- Brief
Scan each line of the records for the word "international" and extract the ones that have it.

----- Records for the task

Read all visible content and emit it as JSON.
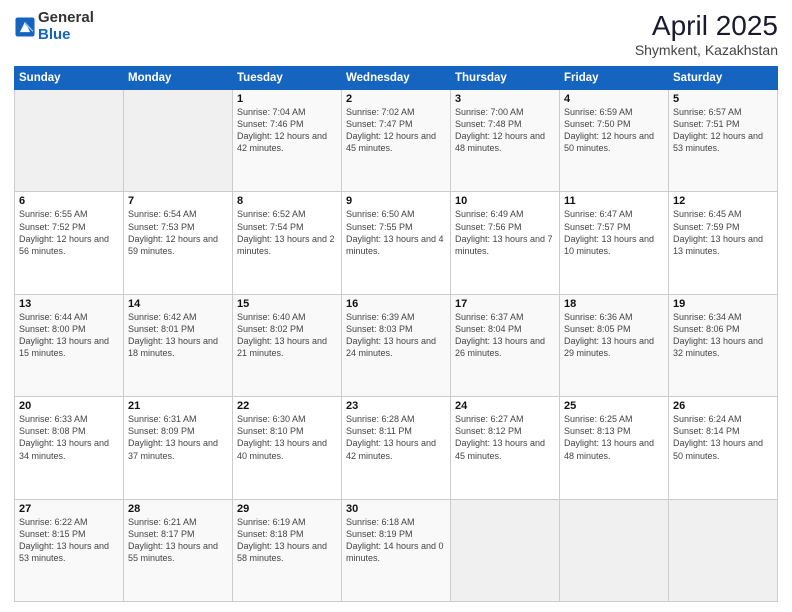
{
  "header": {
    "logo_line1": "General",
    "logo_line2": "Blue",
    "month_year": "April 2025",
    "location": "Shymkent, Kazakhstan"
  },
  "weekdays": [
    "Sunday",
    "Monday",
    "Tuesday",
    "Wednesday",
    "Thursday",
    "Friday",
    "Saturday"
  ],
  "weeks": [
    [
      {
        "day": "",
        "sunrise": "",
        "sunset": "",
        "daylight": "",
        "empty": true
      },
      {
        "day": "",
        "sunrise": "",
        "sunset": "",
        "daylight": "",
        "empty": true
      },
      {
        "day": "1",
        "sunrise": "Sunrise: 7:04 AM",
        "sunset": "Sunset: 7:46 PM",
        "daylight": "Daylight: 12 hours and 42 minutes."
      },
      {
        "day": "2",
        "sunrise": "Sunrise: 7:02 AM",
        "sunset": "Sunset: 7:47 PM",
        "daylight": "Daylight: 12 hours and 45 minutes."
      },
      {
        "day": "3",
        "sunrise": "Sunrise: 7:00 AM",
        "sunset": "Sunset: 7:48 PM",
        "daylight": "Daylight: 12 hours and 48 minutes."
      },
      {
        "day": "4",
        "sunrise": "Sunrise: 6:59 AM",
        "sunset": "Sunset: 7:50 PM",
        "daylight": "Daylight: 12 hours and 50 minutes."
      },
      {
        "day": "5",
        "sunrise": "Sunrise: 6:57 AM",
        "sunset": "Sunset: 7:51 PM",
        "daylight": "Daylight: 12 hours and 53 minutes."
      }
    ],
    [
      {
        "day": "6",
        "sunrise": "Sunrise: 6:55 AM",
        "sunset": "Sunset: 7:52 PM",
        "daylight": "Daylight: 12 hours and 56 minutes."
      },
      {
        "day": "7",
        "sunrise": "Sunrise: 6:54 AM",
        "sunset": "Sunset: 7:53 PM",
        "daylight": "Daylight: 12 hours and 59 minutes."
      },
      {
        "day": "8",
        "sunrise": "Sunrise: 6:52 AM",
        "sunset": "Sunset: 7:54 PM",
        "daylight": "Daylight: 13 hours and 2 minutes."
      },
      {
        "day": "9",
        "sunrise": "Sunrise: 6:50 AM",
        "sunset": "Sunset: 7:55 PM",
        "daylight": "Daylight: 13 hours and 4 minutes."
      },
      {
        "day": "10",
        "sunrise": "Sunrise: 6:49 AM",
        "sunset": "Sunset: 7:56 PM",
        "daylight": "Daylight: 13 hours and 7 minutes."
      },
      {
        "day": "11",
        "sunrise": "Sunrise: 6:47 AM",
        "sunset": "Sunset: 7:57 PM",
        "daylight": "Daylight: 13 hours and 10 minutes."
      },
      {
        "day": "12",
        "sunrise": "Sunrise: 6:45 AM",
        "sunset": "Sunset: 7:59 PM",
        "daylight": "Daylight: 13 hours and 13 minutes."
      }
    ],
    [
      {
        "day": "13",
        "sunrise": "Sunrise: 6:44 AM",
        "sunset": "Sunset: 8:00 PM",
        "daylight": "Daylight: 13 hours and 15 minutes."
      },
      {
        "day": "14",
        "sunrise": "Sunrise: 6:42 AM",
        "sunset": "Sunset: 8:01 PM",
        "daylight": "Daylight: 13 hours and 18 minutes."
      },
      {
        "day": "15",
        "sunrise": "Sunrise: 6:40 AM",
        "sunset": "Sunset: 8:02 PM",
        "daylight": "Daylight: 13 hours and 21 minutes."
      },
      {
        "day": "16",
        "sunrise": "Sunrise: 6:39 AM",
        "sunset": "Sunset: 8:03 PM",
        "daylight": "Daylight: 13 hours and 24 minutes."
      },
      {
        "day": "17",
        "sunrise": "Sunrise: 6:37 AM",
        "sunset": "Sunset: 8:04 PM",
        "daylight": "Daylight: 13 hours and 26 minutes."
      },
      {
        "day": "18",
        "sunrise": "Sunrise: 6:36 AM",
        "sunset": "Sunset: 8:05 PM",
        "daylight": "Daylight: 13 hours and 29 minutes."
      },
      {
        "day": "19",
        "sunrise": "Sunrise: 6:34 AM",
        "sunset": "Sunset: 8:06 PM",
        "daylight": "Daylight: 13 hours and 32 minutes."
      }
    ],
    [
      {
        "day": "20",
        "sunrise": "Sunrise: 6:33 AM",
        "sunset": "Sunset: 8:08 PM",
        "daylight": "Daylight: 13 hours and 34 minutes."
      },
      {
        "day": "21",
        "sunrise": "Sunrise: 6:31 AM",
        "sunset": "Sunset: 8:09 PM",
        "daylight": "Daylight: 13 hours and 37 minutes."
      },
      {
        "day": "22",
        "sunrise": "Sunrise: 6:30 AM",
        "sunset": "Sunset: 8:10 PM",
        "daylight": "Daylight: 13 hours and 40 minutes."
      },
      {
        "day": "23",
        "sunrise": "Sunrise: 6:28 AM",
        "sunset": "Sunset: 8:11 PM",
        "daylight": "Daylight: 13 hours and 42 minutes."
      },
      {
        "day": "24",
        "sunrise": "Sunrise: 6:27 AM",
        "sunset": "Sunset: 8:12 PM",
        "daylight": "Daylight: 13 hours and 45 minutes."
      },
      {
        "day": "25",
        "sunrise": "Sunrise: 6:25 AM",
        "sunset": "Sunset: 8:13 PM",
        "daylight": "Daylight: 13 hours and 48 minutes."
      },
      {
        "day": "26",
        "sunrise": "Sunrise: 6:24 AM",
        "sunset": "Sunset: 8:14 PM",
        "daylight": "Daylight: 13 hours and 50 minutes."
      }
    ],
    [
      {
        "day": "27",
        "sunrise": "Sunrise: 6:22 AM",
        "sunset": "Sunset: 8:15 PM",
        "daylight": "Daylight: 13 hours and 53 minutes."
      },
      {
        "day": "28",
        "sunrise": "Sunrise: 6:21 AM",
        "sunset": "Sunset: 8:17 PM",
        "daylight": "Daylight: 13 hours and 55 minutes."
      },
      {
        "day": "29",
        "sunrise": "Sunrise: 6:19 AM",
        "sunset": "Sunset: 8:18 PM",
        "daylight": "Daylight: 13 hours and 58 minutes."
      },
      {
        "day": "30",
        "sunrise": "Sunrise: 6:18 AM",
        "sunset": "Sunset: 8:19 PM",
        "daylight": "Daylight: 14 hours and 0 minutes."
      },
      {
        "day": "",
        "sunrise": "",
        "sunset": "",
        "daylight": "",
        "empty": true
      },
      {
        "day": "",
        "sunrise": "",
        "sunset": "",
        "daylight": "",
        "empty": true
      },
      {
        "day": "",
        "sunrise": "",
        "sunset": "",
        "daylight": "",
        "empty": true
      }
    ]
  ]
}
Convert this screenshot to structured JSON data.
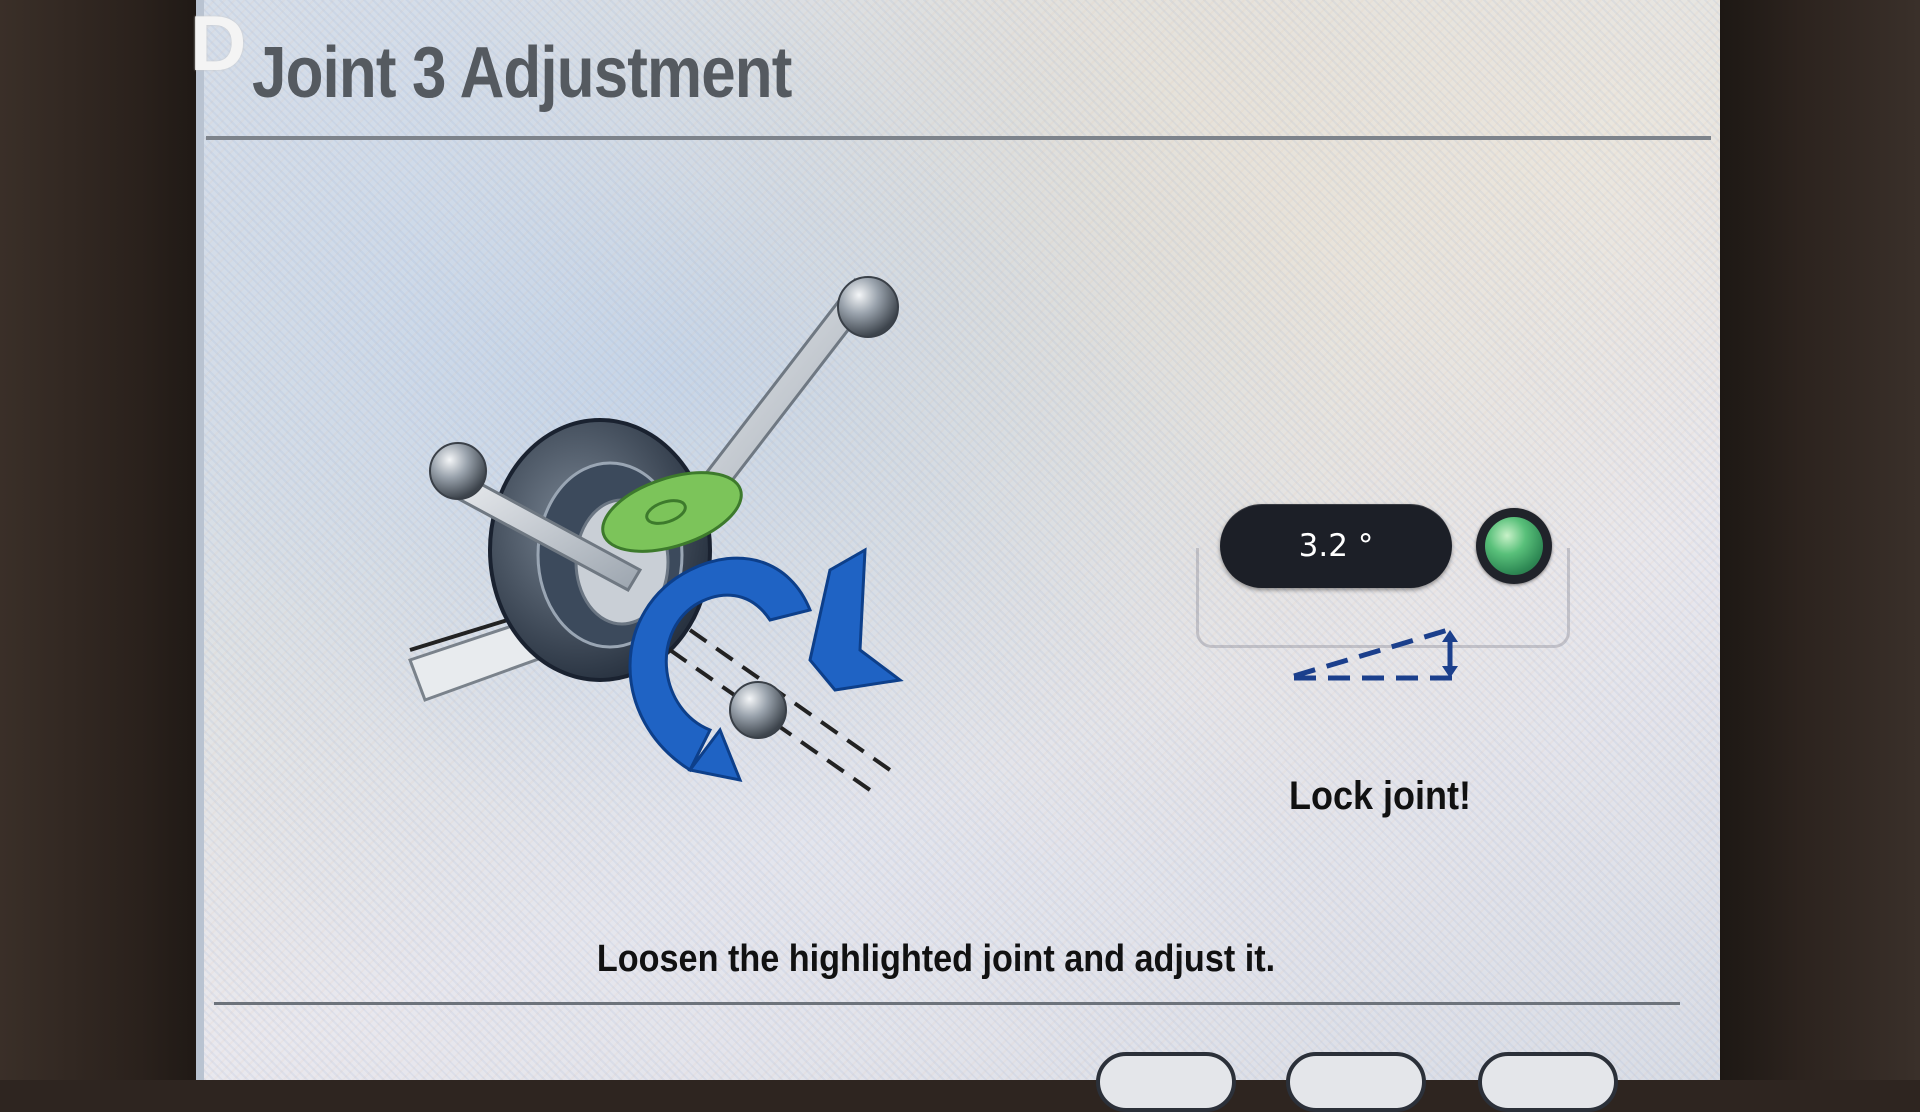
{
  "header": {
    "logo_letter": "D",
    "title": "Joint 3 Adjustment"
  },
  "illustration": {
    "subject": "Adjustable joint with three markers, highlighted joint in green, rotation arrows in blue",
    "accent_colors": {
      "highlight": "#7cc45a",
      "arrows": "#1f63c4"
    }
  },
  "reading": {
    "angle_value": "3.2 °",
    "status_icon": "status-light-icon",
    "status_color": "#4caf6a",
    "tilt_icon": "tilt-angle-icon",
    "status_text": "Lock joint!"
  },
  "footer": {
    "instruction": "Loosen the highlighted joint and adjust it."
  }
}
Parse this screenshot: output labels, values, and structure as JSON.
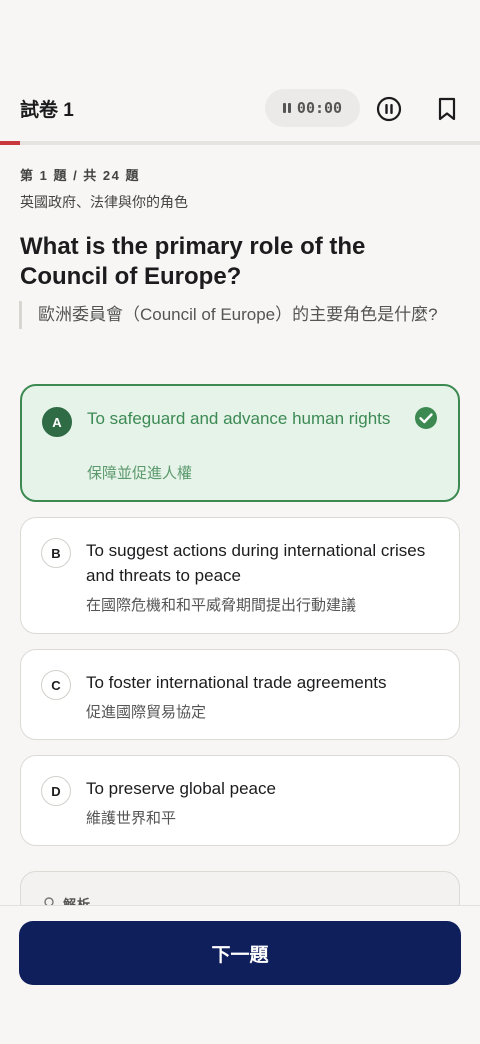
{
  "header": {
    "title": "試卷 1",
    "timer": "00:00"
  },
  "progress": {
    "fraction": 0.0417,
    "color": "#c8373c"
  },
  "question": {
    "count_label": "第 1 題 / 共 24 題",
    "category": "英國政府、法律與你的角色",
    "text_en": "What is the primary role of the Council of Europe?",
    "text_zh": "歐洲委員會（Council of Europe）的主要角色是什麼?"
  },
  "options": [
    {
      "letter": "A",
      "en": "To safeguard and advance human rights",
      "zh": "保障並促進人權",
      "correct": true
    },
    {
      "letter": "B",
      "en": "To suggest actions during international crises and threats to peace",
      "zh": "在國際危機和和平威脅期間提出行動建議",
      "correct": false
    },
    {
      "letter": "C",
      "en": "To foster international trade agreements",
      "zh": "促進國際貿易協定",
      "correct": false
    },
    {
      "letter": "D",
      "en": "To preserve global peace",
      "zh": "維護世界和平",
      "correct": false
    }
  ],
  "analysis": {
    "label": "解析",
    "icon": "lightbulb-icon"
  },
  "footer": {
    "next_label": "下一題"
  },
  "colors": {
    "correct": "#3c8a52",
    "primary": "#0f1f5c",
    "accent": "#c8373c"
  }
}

----------

- Task answer
      "en": "To suggest actions during international crises and threats to peace",
      "en": "To foster international trade agreements",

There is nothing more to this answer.